Developmental genetic underpinnings of a symbiosis-associated organ in the fungus-farming ambrosia beetle Euwallacea validus

Abstract

Mutualistic interactions between organisms often mediate the innovation of traits essential to maintain the relationship. Yet our understanding of these interactions has been stymied due to various hurdles in studying the genetics of non-model animals. To understand the genetic mechanisms by which such traits develop, we examined the function of genes breathless (btl), trachealess (trh), and doublesex in the development of a novel fungus-carrying organ (mycangium) that facilitates an obligate relationship between fungus-farming ambrosia beetles and specific fungal partners. Gene knockdown by RNA interference and subsequent micro-computed tomography visualization suggest btl and trh are required for initiation of mycangia and that tubulogenesis may have been co-opted for early mycangial development.

Figure 1

qPCR in female E. validus beetles across development and between head and abdominal tissues. (a) E. validus tissue dissections collected for head (purple) and abdominal (yellow) tissue samples analyzed in qRT-PCR. (b) −ΔCt value for head and abdominal tissues across lifestage. Results between tissues were not significantly different (see Supplemental Table S1 for p-values).

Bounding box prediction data
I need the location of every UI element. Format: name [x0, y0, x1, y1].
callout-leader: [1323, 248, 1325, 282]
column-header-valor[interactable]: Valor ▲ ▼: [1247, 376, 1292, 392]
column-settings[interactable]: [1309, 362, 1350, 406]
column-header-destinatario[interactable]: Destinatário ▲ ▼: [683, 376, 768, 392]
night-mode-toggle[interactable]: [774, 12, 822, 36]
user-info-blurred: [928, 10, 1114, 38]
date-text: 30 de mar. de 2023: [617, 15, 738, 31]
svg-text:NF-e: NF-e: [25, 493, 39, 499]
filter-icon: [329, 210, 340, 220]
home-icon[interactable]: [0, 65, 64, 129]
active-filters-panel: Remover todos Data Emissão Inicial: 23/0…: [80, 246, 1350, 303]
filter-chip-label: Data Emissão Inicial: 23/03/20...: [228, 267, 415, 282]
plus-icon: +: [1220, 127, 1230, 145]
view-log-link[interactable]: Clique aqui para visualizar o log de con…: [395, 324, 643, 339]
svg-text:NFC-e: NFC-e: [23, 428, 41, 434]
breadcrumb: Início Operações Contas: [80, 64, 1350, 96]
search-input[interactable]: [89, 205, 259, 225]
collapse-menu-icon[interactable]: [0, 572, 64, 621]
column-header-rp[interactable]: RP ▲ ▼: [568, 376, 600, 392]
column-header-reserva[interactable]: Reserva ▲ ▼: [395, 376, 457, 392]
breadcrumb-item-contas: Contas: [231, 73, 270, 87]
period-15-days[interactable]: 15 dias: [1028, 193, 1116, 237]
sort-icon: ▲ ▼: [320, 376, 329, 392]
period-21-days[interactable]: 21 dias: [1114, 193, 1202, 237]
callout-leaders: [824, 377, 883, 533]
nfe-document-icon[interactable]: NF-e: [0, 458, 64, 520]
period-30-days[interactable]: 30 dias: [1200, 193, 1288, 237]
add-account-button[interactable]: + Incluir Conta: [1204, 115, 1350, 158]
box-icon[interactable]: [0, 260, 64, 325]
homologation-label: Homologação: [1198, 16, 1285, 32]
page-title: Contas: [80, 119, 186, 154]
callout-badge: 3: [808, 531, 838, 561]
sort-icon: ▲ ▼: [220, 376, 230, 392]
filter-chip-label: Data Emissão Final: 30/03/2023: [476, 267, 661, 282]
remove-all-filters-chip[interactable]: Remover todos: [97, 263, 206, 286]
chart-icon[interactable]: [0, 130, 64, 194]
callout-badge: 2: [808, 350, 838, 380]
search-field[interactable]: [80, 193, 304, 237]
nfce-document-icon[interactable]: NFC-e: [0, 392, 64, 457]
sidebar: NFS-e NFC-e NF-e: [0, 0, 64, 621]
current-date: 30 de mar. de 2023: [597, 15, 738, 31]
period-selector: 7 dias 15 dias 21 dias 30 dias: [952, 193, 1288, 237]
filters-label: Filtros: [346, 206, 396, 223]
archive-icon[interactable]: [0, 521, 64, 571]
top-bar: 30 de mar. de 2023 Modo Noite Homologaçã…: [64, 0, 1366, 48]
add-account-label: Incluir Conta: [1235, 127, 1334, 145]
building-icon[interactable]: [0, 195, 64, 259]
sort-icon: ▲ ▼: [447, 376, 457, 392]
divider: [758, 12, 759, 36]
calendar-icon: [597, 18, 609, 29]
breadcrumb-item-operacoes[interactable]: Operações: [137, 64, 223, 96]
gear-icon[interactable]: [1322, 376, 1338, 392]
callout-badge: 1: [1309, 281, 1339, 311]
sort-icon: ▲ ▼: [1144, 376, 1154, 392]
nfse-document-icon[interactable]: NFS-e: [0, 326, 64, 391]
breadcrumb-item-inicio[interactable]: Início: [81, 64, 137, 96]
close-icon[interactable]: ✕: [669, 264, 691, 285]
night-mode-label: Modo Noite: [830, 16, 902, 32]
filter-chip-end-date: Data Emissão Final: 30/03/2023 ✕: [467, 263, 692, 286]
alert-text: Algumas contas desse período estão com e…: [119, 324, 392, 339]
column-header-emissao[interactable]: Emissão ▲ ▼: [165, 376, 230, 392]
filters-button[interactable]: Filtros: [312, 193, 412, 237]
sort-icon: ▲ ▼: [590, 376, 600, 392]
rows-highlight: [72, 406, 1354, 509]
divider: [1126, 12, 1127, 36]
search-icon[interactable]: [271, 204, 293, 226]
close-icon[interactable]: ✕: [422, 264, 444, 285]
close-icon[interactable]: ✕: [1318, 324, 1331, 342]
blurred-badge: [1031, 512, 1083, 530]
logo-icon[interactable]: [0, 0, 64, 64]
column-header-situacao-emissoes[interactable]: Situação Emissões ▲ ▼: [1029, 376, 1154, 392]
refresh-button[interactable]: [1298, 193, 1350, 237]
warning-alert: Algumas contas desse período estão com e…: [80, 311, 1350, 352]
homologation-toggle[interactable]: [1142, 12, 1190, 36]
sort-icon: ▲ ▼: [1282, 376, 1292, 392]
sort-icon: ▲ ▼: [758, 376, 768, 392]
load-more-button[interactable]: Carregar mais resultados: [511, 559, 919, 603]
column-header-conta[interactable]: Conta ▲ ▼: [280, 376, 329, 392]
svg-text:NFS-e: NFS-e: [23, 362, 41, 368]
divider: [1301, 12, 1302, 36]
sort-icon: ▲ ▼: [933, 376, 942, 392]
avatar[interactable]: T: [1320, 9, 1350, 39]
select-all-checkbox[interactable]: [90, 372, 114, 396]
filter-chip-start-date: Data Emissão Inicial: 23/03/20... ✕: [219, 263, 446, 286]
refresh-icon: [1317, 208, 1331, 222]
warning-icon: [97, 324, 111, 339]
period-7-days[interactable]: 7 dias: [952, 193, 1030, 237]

Tasks to perform:
1. List the genes whose function the Euwallacea validus text says was examined in mycangium development.
2. Repeat the passage of the Euwallacea validus text from "Mutualistic interactions between" to "early mycangial development.".

Numbered responses:
1. breathless (btl), trachealess (trh), doublesex

2.
Mutualistic interactions between organisms often mediate the innovation of traits essential to maintain the relationship. Yet our understanding of these interactions has been stymied due to various hurdles in studying the genetics of non-model animals. To understand the genetic mechanisms by which such traits develop, we examined the function of genes breathless (btl), trachealess (trh), and doublesex in the development of a novel fungus-carrying organ (mycangium) that facilitates an obligate relationship between fungus-farming ambrosia beetles and specific fungal partners. Gene knockdown by RNA interference and subsequent micro-computed tomography visualization suggest btl and trh are required for initiation of mycangia and that tubulogenesis may have been co-opted for early mycangial development.